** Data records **
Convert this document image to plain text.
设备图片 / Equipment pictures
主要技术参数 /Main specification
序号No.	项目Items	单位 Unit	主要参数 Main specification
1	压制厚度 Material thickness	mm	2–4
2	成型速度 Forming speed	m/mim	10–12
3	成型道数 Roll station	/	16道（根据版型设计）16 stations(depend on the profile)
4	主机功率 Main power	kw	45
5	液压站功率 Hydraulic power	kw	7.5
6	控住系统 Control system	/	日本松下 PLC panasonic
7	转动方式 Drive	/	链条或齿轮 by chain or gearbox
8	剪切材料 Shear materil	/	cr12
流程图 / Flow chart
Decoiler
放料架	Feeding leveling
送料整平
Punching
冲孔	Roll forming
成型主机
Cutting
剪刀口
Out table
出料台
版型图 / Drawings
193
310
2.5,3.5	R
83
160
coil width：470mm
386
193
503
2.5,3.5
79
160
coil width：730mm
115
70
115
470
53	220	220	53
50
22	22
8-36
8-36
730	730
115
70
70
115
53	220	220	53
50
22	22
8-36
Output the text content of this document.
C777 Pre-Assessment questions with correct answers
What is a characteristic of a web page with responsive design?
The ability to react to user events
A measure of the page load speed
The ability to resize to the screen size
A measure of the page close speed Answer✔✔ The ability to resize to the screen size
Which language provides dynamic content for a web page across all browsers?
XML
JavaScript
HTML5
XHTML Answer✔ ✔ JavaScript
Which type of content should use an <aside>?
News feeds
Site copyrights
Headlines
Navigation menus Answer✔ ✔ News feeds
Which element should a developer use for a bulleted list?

** What this task involves **
Write down every line of the data exactly as it appears above.

** Result of this task **
Convert this document image to plain text.
设备图片 / Equipment pictures
主要技术参数 /Main specification
序号No.	项目Items	单位 Unit	主要参数 Main specification
1	压制厚度 Material thickness	mm	2–4
2	成型速度 Forming speed	m/mim	10–12
3	成型道数 Roll station	/	16道（根据版型设计）16 stations(depend on the profile)
4	主机功率 Main power	kw	45
5	液压站功率 Hydraulic power	kw	7.5
6	控住系统 Control system	/	日本松下 PLC panasonic
7	转动方式 Drive	/	链条或齿轮 by chain or gearbox
8	剪切材料 Shear materil	/	cr12
流程图 / Flow chart
Decoiler
放料架	Feeding leveling
送料整平
Punching
冲孔	Roll forming
成型主机
Cutting
剪刀口
Out table
出料台
版型图 / Drawings
193
310
2.5,3.5	R
83
160
coil width：470mm
386
193
503
2.5,3.5
79
160
coil width：730mm
115
70
115
470
53	220	220	53
50
22	22
8-36
8-36
730	730
115
70
70
115
53	220	220	53
50
22	22
8-36
Output the text content of this document.
C777 Pre-Assessment questions with correct answers
What is a characteristic of a web page with responsive design?
The ability to react to user events
A measure of the page load speed
The ability to resize to the screen size
A measure of the page close speed Answer✔✔ The ability to resize to the screen size
Which language provides dynamic content for a web page across all browsers?
XML
JavaScript
HTML5
XHTML Answer✔ ✔ JavaScript
Which type of content should use an <aside>?
News feeds
Site copyrights
Headlines
Navigation menus Answer✔ ✔ News feeds
Which element should a developer use for a bulleted list?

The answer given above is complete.